Retype every entry exactly, character for character.
***
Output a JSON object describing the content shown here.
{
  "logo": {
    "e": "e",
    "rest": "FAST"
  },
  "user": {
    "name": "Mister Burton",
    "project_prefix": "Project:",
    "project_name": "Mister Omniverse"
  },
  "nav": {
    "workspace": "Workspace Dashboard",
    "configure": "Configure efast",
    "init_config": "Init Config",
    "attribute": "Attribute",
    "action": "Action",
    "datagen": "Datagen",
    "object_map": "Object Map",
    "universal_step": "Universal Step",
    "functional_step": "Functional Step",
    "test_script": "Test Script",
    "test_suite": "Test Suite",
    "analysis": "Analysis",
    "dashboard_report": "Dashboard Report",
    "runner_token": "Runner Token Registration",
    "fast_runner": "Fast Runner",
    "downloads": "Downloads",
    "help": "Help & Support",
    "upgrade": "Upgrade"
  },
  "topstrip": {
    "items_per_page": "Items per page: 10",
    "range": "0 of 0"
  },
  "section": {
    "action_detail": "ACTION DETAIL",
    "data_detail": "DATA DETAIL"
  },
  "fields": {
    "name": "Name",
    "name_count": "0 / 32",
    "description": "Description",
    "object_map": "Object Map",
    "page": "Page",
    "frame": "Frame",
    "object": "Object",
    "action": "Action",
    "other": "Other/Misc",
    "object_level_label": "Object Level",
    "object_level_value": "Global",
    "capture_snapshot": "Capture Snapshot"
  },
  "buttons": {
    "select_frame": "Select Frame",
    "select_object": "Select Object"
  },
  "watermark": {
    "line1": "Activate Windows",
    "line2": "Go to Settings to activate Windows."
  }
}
***
(Answer to the exercise)
Output a JSON object describing the content shown here.
{
  "logo": {
    "e": "e",
    "rest": "FAST"
  },
  "user": {
    "name": "Mister Burton",
    "project_prefix": "Project:",
    "project_name": "Mister Omniverse"
  },
  "nav": {
    "workspace": "Workspace Dashboard",
    "configure": "Configure efast",
    "init_config": "Init Config",
    "attribute": "Attribute",
    "action": "Action",
    "datagen": "Datagen",
    "object_map": "Object Map",
    "universal_step": "Universal Step",
    "functional_step": "Functional Step",
    "test_script": "Test Script",
    "test_suite": "Test Suite",
    "analysis": "Analysis",
    "dashboard_report": "Dashboard Report",
    "runner_token": "Runner Token Registration",
    "fast_runner": "Fast Runner",
    "downloads": "Downloads",
    "help": "Help & Support",
    "upgrade": "Upgrade"
  },
  "topstrip": {
    "items_per_page": "Items per page: 10",
    "range": "0 of 0"
  },
  "section": {
    "action_detail": "ACTION DETAIL",
    "data_detail": "DATA DETAIL"
  },
  "fields": {
    "name": "Name",
    "name_count": "0 / 32",
    "description": "Description",
    "object_map": "Object Map",
    "page": "Page",
    "frame": "Frame",
    "object": "Object",
    "action": "Action",
    "other": "Other/Misc",
    "object_level_label": "Object Level",
    "object_level_value": "Global",
    "capture_snapshot": "Capture Snapshot"
  },
  "buttons": {
    "select_frame": "Select Frame",
    "select_object": "Select Object"
  },
  "watermark": {
    "line1": "Activate Windows",
    "line2": "Go to Settings to activate Windows."
  }
}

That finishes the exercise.